Data for this task:
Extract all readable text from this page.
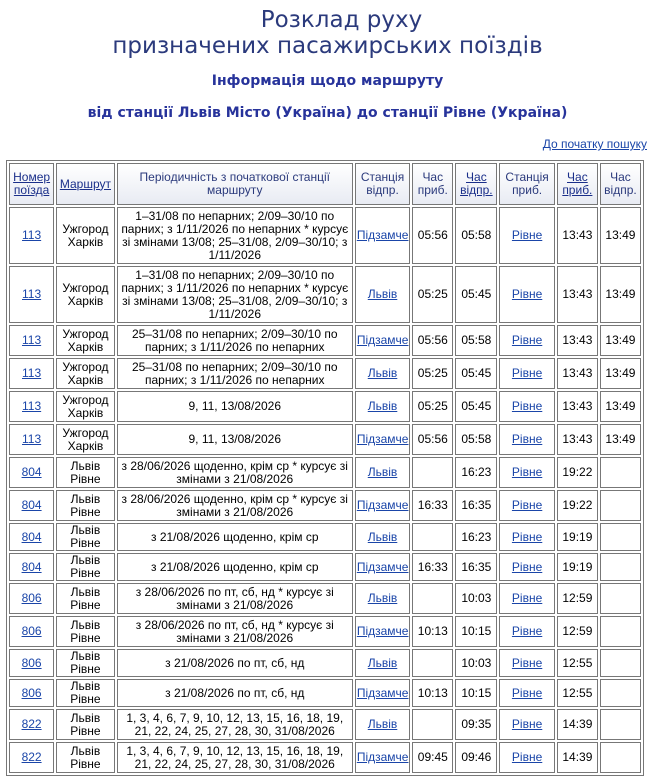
Розклад руху
призначених пасажирських поїздів
Інформація щодо маршруту
від станції Львів Місто (Україна) до станції Рівне (Україна)
До початку пошуку
Номер поїзда	Маршрут	Періодичність з початкової станції маршруту	Станція відпр.	Час приб.	Час відпр.	Станція приб.	Час приб.	Час відпр.
113	Ужгород Харків	1–31/08 по непарних; 2/09–30/10 по парних; з 1/11/2026 по непарних * курсує зі змінами 13/08; 25–31/08, 2/09–30/10; з 1/11/2026	Підзамче	05:56	05:58	Рівне	13:43	13:49
113	Ужгород Харків	1–31/08 по непарних; 2/09–30/10 по парних; з 1/11/2026 по непарних * курсує зі змінами 13/08; 25–31/08, 2/09–30/10; з 1/11/2026	Львів	05:25	05:45	Рівне	13:43	13:49
113	Ужгород Харків	25–31/08 по непарних; 2/09–30/10 по парних; з 1/11/2026 по непарних	Підзамче	05:56	05:58	Рівне	13:43	13:49
113	Ужгород Харків	25–31/08 по непарних; 2/09–30/10 по парних; з 1/11/2026 по непарних	Львів	05:25	05:45	Рівне	13:43	13:49
113	Ужгород Харків	9, 11, 13/08/2026	Львів	05:25	05:45	Рівне	13:43	13:49
113	Ужгород Харків	9, 11, 13/08/2026	Підзамче	05:56	05:58	Рівне	13:43	13:49
804	Львів Рівне	з 28/06/2026 щоденно, крім ср * курсує зі змінами з 21/08/2026	Львів		16:23	Рівне	19:22	
804	Львів Рівне	з 28/06/2026 щоденно, крім ср * курсує зі змінами з 21/08/2026	Підзамче	16:33	16:35	Рівне	19:22	
804	Львів Рівне	з 21/08/2026 щоденно, крім ср	Львів		16:23	Рівне	19:19	
804	Львів Рівне	з 21/08/2026 щоденно, крім ср	Підзамче	16:33	16:35	Рівне	19:19	
806	Львів Рівне	з 28/06/2026 по пт, сб, нд * курсує зі змінами з 21/08/2026	Львів		10:03	Рівне	12:59	
806	Львів Рівне	з 28/06/2026 по пт, сб, нд * курсує зі змінами з 21/08/2026	Підзамче	10:13	10:15	Рівне	12:59	
806	Львів Рівне	з 21/08/2026 по пт, сб, нд	Львів		10:03	Рівне	12:55	
806	Львів Рівне	з 21/08/2026 по пт, сб, нд	Підзамче	10:13	10:15	Рівне	12:55	
822	Львів Рівне	1, 3, 4, 6, 7, 9, 10, 12, 13, 15, 16, 18, 19, 21, 22, 24, 25, 27, 28, 30, 31/08/2026	Львів		09:35	Рівне	14:39	
822	Львів Рівне	1, 3, 4, 6, 7, 9, 10, 12, 13, 15, 16, 18, 19, 21, 22, 24, 25, 27, 28, 30, 31/08/2026	Підзамче	09:45	09:46	Рівне	14:39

Task instructions: Isolate the lines above that contain the word "щоденно" and copy them.

Output for this task:
804	Львів Рівне	з 28/06/2026 щоденно, крім ср * курсує зі змінами з 21/08/2026	Львів		16:23	Рівне	19:22	
804	Львів Рівне	з 28/06/2026 щоденно, крім ср * курсує зі змінами з 21/08/2026	Підзамче	16:33	16:35	Рівне	19:22	
804	Львів Рівне	з 21/08/2026 щоденно, крім ср	Львів		16:23	Рівне	19:19	
804	Львів Рівне	з 21/08/2026 щоденно, крім ср	Підзамче	16:33	16:35	Рівне	19:19	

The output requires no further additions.